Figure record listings

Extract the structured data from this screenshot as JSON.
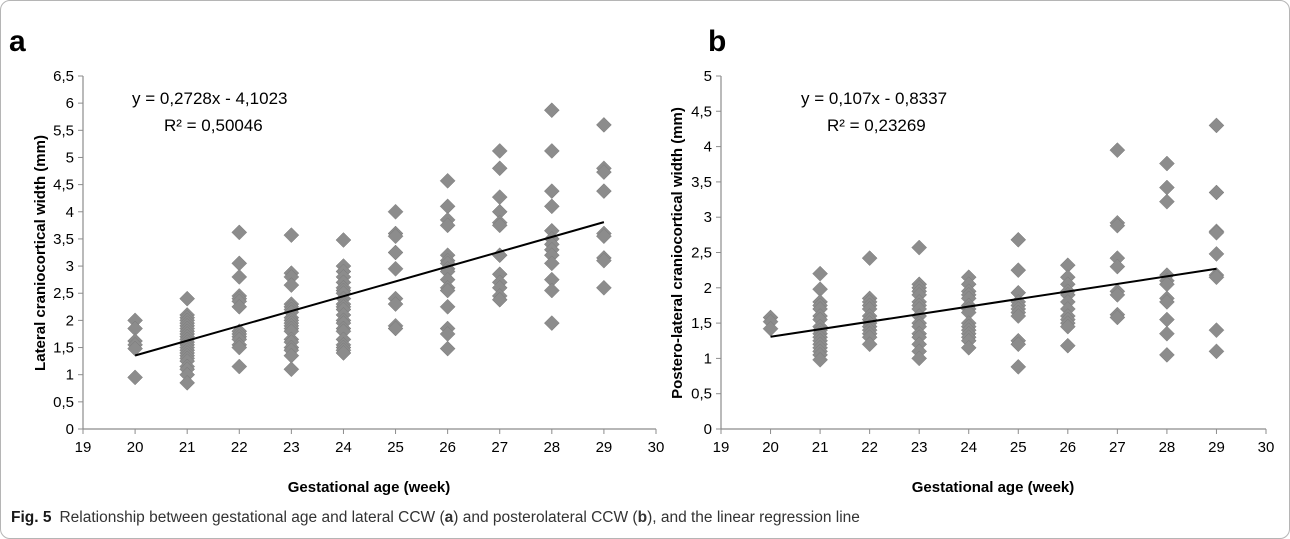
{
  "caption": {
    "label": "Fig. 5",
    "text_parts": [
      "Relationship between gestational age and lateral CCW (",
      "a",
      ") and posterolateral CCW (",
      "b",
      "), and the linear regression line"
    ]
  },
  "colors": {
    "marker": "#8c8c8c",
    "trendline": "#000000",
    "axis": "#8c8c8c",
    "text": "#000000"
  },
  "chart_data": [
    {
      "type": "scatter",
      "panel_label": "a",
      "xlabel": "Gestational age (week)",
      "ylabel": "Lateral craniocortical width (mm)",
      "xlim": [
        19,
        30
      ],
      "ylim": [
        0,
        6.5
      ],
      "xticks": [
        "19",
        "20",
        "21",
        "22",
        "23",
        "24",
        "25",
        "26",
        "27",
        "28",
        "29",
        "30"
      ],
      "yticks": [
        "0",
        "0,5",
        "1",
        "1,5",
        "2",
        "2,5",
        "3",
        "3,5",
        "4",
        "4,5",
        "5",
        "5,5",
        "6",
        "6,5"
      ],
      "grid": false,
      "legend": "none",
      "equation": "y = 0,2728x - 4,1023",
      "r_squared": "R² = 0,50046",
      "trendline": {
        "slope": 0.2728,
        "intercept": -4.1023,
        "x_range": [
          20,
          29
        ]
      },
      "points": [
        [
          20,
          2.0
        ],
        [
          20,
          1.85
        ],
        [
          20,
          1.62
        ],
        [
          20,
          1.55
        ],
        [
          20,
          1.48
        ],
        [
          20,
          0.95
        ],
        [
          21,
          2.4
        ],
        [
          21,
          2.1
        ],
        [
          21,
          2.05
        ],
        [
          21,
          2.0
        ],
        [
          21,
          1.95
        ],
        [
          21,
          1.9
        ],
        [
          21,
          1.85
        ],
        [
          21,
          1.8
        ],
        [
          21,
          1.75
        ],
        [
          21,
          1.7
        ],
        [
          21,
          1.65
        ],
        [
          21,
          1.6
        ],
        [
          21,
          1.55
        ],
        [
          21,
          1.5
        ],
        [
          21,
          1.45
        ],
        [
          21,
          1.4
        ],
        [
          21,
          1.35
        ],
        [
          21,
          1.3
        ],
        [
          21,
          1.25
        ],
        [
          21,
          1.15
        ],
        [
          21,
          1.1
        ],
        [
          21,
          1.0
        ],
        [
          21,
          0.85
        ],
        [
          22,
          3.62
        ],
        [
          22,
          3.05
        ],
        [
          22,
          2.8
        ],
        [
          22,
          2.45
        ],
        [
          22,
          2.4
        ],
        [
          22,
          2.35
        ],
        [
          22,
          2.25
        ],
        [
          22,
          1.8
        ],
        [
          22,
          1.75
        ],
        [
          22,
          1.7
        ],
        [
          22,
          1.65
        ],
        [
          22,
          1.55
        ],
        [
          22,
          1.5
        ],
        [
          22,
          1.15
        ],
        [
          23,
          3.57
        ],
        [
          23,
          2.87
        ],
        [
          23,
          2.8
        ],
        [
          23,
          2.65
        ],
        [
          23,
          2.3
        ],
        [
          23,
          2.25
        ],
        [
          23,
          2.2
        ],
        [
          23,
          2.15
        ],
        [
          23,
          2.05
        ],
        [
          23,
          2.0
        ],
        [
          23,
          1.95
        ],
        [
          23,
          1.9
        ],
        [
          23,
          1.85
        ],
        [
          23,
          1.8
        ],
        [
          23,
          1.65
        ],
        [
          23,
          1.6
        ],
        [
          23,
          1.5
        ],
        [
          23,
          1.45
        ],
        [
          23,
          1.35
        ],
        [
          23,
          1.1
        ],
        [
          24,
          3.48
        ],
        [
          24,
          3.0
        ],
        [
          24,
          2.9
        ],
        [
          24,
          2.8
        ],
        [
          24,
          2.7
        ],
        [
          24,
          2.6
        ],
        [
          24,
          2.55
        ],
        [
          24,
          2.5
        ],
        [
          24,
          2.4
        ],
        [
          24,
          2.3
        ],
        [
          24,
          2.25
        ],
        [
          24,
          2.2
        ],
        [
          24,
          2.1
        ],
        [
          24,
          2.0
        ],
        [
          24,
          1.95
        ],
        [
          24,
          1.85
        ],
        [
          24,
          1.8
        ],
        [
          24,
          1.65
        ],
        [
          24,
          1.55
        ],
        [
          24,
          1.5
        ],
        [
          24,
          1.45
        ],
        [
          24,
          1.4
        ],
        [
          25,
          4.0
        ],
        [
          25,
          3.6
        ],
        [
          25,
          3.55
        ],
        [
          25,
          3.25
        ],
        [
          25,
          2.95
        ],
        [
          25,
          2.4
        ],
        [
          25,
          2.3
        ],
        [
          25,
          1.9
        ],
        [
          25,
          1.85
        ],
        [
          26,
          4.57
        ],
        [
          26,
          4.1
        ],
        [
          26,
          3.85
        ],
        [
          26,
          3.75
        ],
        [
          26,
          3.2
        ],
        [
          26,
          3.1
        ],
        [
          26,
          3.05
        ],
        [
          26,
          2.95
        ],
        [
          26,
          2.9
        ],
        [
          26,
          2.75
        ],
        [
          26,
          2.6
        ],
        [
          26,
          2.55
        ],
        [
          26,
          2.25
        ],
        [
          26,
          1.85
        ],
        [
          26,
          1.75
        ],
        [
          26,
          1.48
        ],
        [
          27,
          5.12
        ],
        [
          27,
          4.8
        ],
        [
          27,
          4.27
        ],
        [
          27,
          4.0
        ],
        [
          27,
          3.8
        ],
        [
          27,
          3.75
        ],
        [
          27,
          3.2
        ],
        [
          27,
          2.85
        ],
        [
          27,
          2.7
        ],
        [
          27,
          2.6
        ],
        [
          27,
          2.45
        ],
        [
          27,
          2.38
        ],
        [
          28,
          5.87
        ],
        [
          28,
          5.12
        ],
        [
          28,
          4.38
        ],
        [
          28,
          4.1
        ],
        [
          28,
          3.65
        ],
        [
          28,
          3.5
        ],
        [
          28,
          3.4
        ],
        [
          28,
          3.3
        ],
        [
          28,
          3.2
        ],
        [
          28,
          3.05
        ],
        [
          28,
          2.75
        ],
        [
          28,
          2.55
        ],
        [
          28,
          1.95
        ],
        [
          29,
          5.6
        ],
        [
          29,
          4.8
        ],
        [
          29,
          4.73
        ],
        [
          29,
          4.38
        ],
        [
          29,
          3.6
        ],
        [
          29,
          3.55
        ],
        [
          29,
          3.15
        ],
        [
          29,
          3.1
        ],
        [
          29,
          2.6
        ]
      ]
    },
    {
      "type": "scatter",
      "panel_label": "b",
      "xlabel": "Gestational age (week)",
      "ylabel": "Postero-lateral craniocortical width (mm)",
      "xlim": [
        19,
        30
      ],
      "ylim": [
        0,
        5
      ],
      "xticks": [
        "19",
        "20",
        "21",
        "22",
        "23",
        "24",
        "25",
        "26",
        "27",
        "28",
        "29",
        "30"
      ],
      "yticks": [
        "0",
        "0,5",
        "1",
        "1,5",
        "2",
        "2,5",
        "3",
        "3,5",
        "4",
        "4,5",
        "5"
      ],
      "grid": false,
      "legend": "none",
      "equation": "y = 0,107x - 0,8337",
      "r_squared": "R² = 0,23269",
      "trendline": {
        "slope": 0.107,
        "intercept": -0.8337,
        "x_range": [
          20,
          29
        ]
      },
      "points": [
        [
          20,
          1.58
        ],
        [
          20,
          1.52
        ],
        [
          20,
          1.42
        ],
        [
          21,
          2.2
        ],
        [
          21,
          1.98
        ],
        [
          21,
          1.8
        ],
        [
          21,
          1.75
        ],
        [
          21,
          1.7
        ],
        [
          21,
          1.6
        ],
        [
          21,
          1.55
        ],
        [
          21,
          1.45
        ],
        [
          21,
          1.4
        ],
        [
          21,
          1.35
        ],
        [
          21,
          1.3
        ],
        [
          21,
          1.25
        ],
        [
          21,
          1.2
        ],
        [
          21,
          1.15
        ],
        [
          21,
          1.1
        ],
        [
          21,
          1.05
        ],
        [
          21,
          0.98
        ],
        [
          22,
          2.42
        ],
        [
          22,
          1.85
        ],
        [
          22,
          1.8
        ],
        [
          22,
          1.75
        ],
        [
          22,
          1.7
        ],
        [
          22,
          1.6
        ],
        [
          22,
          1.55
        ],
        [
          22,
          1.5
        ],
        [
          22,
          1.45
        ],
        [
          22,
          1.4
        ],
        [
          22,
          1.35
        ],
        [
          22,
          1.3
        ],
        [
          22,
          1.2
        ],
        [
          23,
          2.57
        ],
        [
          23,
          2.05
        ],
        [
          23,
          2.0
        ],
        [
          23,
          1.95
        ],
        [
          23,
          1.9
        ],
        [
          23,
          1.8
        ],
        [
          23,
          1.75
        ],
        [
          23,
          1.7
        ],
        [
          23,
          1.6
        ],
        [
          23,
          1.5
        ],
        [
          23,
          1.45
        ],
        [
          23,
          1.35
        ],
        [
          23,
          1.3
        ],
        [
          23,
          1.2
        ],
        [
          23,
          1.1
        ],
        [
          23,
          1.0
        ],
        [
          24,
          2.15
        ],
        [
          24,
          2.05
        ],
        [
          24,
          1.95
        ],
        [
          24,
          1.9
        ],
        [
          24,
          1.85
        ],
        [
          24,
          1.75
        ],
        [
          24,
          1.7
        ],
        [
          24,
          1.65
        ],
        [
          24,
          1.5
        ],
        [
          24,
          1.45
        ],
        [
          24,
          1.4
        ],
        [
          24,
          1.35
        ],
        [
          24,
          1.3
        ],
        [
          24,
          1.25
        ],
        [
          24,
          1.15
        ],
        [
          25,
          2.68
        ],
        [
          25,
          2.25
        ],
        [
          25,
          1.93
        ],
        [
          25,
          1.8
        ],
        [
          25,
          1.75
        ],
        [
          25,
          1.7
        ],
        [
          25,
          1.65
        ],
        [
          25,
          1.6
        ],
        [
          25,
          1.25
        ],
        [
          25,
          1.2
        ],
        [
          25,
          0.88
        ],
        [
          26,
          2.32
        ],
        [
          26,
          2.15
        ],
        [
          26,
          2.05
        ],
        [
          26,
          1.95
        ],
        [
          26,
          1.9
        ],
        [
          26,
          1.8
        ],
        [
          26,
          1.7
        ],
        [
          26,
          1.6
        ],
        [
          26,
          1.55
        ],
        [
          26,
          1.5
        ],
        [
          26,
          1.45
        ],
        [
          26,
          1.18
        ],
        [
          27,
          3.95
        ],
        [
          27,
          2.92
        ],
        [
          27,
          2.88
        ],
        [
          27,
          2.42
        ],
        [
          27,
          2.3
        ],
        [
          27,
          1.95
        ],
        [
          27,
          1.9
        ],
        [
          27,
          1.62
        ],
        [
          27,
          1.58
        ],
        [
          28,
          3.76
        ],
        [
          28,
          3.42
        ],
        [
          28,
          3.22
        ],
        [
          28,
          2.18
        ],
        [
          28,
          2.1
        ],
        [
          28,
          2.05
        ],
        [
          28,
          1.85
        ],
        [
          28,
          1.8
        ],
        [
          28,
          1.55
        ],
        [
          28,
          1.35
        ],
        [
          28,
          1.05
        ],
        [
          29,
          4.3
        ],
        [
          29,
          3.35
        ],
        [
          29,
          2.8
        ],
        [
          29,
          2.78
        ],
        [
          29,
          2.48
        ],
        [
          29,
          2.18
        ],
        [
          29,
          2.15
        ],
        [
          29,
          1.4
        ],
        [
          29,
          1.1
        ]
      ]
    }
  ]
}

* Written request *
How many lines in the records above hold the word "width"? Give only the number.

* Exercise output *
2